* THE EXERCISE *
Your task is to restate the data word for word.

* THE DATA *
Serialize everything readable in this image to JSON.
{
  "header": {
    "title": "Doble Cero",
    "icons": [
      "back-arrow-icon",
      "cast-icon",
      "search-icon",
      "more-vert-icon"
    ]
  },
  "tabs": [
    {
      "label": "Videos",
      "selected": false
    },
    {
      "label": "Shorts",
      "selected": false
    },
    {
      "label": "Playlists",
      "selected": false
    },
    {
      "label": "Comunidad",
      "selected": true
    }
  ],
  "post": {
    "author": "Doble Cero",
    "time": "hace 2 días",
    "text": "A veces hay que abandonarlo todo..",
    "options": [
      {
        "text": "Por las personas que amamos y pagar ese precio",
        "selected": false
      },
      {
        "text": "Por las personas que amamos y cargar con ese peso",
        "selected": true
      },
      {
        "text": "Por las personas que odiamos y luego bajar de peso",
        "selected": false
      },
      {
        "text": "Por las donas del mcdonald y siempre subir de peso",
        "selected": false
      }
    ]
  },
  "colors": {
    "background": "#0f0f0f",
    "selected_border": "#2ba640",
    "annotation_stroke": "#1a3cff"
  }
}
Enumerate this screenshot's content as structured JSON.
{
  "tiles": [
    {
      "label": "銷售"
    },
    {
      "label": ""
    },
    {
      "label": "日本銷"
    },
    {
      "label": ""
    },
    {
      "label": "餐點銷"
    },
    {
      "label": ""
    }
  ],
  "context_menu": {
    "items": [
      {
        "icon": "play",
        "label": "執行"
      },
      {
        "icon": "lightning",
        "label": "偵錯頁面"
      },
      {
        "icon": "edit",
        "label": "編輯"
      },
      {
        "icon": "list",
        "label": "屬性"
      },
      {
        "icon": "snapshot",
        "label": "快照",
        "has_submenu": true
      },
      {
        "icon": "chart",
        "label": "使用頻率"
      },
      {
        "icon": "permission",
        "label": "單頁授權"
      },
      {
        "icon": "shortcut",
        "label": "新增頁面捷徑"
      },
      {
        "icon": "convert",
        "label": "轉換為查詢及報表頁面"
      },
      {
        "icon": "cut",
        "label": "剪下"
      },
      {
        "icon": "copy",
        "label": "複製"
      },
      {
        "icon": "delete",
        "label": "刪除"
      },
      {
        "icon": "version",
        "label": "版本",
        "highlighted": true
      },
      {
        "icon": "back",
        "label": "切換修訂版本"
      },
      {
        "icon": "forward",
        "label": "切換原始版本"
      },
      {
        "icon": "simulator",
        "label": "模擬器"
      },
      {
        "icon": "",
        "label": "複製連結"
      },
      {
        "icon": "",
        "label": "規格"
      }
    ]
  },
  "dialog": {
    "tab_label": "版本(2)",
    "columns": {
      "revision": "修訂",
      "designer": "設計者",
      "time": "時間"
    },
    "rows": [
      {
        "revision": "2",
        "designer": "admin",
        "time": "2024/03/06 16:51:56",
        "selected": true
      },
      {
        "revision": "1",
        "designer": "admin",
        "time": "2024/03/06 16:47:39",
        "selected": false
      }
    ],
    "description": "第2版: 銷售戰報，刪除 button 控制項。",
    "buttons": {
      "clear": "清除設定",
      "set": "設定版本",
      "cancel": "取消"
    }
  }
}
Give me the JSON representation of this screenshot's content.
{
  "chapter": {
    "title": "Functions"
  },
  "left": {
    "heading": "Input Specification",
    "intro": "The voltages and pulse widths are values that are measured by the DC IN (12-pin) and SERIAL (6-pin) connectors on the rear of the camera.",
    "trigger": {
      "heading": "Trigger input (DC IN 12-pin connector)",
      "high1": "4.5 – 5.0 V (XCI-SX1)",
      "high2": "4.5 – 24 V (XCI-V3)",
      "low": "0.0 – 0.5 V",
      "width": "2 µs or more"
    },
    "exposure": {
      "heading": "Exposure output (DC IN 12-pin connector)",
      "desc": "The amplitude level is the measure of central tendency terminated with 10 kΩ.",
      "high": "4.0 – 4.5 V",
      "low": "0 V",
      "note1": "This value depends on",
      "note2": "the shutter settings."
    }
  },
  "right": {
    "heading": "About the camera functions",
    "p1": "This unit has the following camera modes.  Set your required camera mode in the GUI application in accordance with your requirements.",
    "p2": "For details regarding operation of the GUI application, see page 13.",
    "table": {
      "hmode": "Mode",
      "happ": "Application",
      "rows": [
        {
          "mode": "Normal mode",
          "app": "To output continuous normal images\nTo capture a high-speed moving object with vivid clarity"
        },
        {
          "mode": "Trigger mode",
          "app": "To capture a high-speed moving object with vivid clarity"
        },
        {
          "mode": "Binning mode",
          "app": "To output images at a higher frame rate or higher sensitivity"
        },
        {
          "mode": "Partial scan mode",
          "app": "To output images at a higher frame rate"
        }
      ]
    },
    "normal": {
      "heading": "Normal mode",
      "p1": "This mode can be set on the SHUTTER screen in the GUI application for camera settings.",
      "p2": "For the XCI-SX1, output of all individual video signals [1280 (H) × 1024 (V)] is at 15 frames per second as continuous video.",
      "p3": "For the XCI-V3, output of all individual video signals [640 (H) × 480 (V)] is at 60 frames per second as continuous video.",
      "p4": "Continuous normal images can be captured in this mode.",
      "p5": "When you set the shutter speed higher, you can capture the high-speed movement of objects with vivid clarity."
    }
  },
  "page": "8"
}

* RESULT OF THIS TASK *
Serialize everything readable in this image to JSON.
{
  "header": {
    "title": "Doble Cero",
    "icons": [
      "back-arrow-icon",
      "cast-icon",
      "search-icon",
      "more-vert-icon"
    ]
  },
  "tabs": [
    {
      "label": "Videos",
      "selected": false
    },
    {
      "label": "Shorts",
      "selected": false
    },
    {
      "label": "Playlists",
      "selected": false
    },
    {
      "label": "Comunidad",
      "selected": true
    }
  ],
  "post": {
    "author": "Doble Cero",
    "time": "hace 2 días",
    "text": "A veces hay que abandonarlo todo..",
    "options": [
      {
        "text": "Por las personas que amamos y pagar ese precio",
        "selected": false
      },
      {
        "text": "Por las personas que amamos y cargar con ese peso",
        "selected": true
      },
      {
        "text": "Por las personas que odiamos y luego bajar de peso",
        "selected": false
      },
      {
        "text": "Por las donas del mcdonald y siempre subir de peso",
        "selected": false
      }
    ]
  },
  "colors": {
    "background": "#0f0f0f",
    "selected_border": "#2ba640",
    "annotation_stroke": "#1a3cff"
  }
}
Enumerate this screenshot's content as structured JSON.
{
  "tiles": [
    {
      "label": "銷售"
    },
    {
      "label": ""
    },
    {
      "label": "日本銷"
    },
    {
      "label": ""
    },
    {
      "label": "餐點銷"
    },
    {
      "label": ""
    }
  ],
  "context_menu": {
    "items": [
      {
        "icon": "play",
        "label": "執行"
      },
      {
        "icon": "lightning",
        "label": "偵錯頁面"
      },
      {
        "icon": "edit",
        "label": "編輯"
      },
      {
        "icon": "list",
        "label": "屬性"
      },
      {
        "icon": "snapshot",
        "label": "快照",
        "has_submenu": true
      },
      {
        "icon": "chart",
        "label": "使用頻率"
      },
      {
        "icon": "permission",
        "label": "單頁授權"
      },
      {
        "icon": "shortcut",
        "label": "新增頁面捷徑"
      },
      {
        "icon": "convert",
        "label": "轉換為查詢及報表頁面"
      },
      {
        "icon": "cut",
        "label": "剪下"
      },
      {
        "icon": "copy",
        "label": "複製"
      },
      {
        "icon": "delete",
        "label": "刪除"
      },
      {
        "icon": "version",
        "label": "版本",
        "highlighted": true
      },
      {
        "icon": "back",
        "label": "切換修訂版本"
      },
      {
        "icon": "forward",
        "label": "切換原始版本"
      },
      {
        "icon": "simulator",
        "label": "模擬器"
      },
      {
        "icon": "",
        "label": "複製連結"
      },
      {
        "icon": "",
        "label": "規格"
      }
    ]
  },
  "dialog": {
    "tab_label": "版本(2)",
    "columns": {
      "revision": "修訂",
      "designer": "設計者",
      "time": "時間"
    },
    "rows": [
      {
        "revision": "2",
        "designer": "admin",
        "time": "2024/03/06 16:51:56",
        "selected": true
      },
      {
        "revision": "1",
        "designer": "admin",
        "time": "2024/03/06 16:47:39",
        "selected": false
      }
    ],
    "description": "第2版: 銷售戰報，刪除 button 控制項。",
    "buttons": {
      "clear": "清除設定",
      "set": "設定版本",
      "cancel": "取消"
    }
  }
}
Give me the JSON representation of this screenshot's content.
{
  "chapter": {
    "title": "Functions"
  },
  "left": {
    "heading": "Input Specification",
    "intro": "The voltages and pulse widths are values that are measured by the DC IN (12-pin) and SERIAL (6-pin) connectors on the rear of the camera.",
    "trigger": {
      "heading": "Trigger input (DC IN 12-pin connector)",
      "high1": "4.5 – 5.0 V (XCI-SX1)",
      "high2": "4.5 – 24 V (XCI-V3)",
      "low": "0.0 – 0.5 V",
      "width": "2 µs or more"
    },
    "exposure": {
      "heading": "Exposure output (DC IN 12-pin connector)",
      "desc": "The amplitude level is the measure of central tendency terminated with 10 kΩ.",
      "high": "4.0 – 4.5 V",
      "low": "0 V",
      "note1": "This value depends on",
      "note2": "the shutter settings."
    }
  },
  "right": {
    "heading": "About the camera functions",
    "p1": "This unit has the following camera modes.  Set your required camera mode in the GUI application in accordance with your requirements.",
    "p2": "For details regarding operation of the GUI application, see page 13.",
    "table": {
      "hmode": "Mode",
      "happ": "Application",
      "rows": [
        {
          "mode": "Normal mode",
          "app": "To output continuous normal images\nTo capture a high-speed moving object with vivid clarity"
        },
        {
          "mode": "Trigger mode",
          "app": "To capture a high-speed moving object with vivid clarity"
        },
        {
          "mode": "Binning mode",
          "app": "To output images at a higher frame rate or higher sensitivity"
        },
        {
          "mode": "Partial scan mode",
          "app": "To output images at a higher frame rate"
        }
      ]
    },
    "normal": {
      "heading": "Normal mode",
      "p1": "This mode can be set on the SHUTTER screen in the GUI application for camera settings.",
      "p2": "For the XCI-SX1, output of all individual video signals [1280 (H) × 1024 (V)] is at 15 frames per second as continuous video.",
      "p3": "For the XCI-V3, output of all individual video signals [640 (H) × 480 (V)] is at 60 frames per second as continuous video.",
      "p4": "Continuous normal images can be captured in this mode.",
      "p5": "When you set the shutter speed higher, you can capture the high-speed movement of objects with vivid clarity."
    }
  },
  "page": "8"
}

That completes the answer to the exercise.